[Page element annotations]
↓↓↓

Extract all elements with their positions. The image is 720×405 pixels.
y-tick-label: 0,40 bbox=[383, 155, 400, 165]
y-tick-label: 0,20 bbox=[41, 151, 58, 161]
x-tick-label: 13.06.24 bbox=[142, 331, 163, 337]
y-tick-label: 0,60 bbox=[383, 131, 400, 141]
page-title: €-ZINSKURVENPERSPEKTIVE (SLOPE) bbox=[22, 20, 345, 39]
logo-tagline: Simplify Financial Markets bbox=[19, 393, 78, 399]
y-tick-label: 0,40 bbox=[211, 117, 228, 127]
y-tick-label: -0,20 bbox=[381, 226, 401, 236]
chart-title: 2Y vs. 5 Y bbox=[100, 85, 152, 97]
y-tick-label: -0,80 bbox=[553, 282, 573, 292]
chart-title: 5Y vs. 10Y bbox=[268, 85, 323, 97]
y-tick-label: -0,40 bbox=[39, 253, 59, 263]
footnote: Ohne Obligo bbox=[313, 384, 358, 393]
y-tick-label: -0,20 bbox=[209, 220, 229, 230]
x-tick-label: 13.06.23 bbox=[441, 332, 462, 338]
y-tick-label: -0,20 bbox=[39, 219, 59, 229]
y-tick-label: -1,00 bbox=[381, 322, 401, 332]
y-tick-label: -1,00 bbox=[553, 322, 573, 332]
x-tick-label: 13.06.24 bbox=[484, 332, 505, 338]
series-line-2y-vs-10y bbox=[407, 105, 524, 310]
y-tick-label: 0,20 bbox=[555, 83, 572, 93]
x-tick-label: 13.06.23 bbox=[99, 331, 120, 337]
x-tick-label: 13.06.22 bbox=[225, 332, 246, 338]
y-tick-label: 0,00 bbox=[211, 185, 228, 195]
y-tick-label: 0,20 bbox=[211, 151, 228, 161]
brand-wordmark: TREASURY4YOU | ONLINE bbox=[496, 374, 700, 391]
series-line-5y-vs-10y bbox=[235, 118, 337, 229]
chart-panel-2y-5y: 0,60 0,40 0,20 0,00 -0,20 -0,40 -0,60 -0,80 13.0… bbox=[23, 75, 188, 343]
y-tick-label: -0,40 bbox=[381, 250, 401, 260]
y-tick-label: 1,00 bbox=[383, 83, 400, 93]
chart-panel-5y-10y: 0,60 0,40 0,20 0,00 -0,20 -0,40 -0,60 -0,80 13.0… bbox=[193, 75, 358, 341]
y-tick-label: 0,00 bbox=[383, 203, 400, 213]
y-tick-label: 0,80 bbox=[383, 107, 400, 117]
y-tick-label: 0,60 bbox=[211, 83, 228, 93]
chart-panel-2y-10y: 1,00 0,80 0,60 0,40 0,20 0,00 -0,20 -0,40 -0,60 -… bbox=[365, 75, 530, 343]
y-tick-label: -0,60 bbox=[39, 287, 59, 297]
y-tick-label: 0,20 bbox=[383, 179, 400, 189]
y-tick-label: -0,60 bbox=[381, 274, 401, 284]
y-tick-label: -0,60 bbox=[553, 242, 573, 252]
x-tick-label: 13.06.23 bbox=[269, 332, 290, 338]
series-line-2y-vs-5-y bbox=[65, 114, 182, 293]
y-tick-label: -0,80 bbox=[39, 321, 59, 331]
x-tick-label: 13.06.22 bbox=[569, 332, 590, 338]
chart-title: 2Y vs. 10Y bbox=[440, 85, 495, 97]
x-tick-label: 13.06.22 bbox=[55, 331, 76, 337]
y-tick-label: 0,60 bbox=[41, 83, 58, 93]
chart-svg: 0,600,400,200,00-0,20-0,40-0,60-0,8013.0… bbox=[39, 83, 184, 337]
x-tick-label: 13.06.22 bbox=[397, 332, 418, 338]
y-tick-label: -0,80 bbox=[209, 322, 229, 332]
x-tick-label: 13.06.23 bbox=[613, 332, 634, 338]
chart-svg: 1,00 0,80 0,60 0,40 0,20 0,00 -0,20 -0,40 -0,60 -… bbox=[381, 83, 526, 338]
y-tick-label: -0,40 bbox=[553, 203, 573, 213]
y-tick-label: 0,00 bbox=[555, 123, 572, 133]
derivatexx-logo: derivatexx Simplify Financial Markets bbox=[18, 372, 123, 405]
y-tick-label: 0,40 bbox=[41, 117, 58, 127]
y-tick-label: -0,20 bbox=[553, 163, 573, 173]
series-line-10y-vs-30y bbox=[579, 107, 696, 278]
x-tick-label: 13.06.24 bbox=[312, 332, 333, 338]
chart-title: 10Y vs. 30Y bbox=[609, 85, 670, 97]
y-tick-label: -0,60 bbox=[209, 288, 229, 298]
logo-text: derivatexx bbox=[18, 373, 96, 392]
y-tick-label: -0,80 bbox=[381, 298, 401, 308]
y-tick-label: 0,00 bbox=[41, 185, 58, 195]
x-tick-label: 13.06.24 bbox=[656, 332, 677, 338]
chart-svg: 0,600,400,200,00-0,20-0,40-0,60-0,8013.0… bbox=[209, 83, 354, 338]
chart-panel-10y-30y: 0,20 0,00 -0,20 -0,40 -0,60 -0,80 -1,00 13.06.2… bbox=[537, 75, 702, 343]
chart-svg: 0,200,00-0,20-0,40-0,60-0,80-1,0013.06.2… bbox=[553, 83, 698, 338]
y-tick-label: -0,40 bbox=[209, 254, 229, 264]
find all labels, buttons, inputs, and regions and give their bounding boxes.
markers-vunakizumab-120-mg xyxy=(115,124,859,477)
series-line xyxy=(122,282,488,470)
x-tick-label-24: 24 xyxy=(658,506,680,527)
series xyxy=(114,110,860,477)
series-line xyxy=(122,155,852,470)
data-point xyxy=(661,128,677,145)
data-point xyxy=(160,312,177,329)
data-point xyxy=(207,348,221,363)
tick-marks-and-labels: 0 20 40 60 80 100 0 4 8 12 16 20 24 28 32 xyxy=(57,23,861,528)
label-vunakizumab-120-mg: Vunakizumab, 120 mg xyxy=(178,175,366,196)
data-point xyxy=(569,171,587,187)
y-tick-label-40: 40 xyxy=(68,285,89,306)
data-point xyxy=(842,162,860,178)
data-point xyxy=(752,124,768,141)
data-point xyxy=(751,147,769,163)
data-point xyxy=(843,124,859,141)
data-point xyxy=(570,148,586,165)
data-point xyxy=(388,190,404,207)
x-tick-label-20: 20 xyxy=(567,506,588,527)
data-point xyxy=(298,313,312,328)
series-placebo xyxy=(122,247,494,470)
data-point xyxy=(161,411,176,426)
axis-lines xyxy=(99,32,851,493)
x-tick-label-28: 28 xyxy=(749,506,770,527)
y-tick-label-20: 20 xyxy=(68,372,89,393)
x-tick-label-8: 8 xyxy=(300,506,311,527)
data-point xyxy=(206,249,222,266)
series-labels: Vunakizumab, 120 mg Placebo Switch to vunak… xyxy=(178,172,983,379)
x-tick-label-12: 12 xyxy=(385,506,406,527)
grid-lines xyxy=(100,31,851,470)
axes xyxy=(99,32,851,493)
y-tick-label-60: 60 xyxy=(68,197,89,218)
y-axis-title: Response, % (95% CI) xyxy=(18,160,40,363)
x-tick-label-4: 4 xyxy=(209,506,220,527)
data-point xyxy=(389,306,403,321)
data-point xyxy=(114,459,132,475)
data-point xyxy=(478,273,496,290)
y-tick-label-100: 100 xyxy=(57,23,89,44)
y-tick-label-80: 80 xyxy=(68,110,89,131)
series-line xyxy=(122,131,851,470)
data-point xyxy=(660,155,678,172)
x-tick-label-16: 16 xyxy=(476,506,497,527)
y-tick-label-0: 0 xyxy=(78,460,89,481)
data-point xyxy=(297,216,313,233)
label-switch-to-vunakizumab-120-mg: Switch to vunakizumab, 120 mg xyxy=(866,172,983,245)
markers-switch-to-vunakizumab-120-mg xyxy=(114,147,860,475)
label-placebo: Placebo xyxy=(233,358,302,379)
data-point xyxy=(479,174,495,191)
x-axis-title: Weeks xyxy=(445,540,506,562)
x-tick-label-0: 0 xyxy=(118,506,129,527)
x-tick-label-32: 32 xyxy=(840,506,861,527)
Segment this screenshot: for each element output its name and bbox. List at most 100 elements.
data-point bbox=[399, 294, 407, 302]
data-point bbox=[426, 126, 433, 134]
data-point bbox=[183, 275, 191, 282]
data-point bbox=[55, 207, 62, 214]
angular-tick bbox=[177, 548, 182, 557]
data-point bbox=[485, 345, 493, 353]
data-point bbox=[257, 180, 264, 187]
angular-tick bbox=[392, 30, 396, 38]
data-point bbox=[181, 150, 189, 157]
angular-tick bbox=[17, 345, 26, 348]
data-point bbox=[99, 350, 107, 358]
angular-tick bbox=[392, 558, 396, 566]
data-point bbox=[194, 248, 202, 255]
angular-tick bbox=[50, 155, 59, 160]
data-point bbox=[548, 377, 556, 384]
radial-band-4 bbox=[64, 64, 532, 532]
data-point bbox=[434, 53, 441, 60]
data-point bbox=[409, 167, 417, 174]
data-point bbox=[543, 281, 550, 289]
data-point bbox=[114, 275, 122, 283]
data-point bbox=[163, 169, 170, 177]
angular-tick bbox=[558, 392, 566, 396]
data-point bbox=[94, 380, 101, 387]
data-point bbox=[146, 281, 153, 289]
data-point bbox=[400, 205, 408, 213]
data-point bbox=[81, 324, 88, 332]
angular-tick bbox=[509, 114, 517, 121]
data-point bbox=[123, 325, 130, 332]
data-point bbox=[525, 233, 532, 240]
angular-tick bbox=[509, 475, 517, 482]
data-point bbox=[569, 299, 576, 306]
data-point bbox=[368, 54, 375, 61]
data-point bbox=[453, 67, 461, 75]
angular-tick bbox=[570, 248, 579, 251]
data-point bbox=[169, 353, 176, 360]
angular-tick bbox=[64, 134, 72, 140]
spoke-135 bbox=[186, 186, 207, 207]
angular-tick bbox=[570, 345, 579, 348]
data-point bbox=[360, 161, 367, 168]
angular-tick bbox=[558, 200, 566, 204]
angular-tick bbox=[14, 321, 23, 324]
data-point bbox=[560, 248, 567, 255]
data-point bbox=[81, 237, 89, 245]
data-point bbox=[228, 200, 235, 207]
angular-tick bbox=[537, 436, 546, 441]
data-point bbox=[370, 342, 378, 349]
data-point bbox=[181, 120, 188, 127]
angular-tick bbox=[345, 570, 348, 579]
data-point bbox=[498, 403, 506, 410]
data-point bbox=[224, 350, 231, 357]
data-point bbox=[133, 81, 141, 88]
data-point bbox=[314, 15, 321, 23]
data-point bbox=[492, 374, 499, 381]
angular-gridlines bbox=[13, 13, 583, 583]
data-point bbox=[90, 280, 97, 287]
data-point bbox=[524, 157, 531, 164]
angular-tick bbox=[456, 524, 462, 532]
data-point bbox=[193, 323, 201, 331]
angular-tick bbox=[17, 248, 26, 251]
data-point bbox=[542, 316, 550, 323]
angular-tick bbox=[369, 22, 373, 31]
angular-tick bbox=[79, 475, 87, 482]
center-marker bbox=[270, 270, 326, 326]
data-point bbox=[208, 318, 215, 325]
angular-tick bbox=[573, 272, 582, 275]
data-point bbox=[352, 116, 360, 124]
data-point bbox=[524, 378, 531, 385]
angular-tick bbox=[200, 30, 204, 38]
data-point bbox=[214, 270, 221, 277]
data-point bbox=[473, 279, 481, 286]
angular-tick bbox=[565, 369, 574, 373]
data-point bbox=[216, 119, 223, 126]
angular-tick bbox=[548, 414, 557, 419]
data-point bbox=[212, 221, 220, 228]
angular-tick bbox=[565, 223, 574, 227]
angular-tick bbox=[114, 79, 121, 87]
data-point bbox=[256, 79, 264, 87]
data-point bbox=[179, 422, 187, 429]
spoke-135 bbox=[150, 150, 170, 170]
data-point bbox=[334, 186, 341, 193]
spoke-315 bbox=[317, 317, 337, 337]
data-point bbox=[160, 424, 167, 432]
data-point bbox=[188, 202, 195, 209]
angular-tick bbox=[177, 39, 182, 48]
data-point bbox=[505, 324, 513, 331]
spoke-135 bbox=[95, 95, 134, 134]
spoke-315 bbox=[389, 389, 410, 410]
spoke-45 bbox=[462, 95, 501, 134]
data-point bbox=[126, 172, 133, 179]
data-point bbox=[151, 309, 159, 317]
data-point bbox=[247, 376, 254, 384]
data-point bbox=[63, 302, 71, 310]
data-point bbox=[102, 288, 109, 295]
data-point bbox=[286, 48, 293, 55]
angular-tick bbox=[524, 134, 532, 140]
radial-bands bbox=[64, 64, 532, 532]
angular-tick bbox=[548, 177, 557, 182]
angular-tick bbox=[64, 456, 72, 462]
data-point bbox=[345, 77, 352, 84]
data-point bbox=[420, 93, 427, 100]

↑↑↑

→ GIVEN PROBLEM
Put the rows from the very first one up to and including the one containing "y-tick-label: 0,20 bbox=[211, 151, 228, 161]" into a JSON list of strings, one string per line, leaving out any blank lines.

→ SOLUTION TO THIS EXERCISE
[
  "Extract all elements with their positions. The image is 720×405 pixels.",
  "y-tick-label: 0,40 bbox=[383, 155, 400, 165]",
  "y-tick-label: 0,20 bbox=[41, 151, 58, 161]",
  "x-tick-label: 13.06.24 bbox=[142, 331, 163, 337]",
  "y-tick-label: 0,60 bbox=[383, 131, 400, 141]",
  "page-title: €-ZINSKURVENPERSPEKTIVE (SLOPE) bbox=[22, 20, 345, 39]",
  "logo-tagline: Simplify Financial Markets bbox=[19, 393, 78, 399]",
  "y-tick-label: 0,40 bbox=[211, 117, 228, 127]",
  "y-tick-label: -0,20 bbox=[381, 226, 401, 236]",
  "chart-title: 2Y vs. 5 Y bbox=[100, 85, 152, 97]",
  "y-tick-label: -0,80 bbox=[553, 282, 573, 292]",
  "chart-title: 5Y vs. 10Y bbox=[268, 85, 323, 97]",
  "y-tick-label: -0,40 bbox=[39, 253, 59, 263]",
  "footnote: Ohne Obligo bbox=[313, 384, 358, 393]",
  "y-tick-label: -0,20 bbox=[209, 220, 229, 230]",
  "x-tick-label: 13.06.23 bbox=[441, 332, 462, 338]",
  "y-tick-label: -0,20 bbox=[39, 219, 59, 229]",
  "y-tick-label: -1,00 bbox=[381, 322, 401, 332]",
  "y-tick-label: -1,00 bbox=[553, 322, 573, 332]",
  "x-tick-label: 13.06.24 bbox=[484, 332, 505, 338]",
  "series-line-2y-vs-10y bbox=[407, 105, 524, 310]",
  "y-tick-label: 0,20 bbox=[555, 83, 572, 93]",
  "x-tick-label: 13.06.23 bbox=[99, 331, 120, 337]",
  "x-tick-label: 13.06.22 bbox=[225, 332, 246, 338]",
  "y-tick-label: 0,00 bbox=[211, 185, 228, 195]",
  "y-tick-label: 0,20 bbox=[211, 151, 228, 161]"
]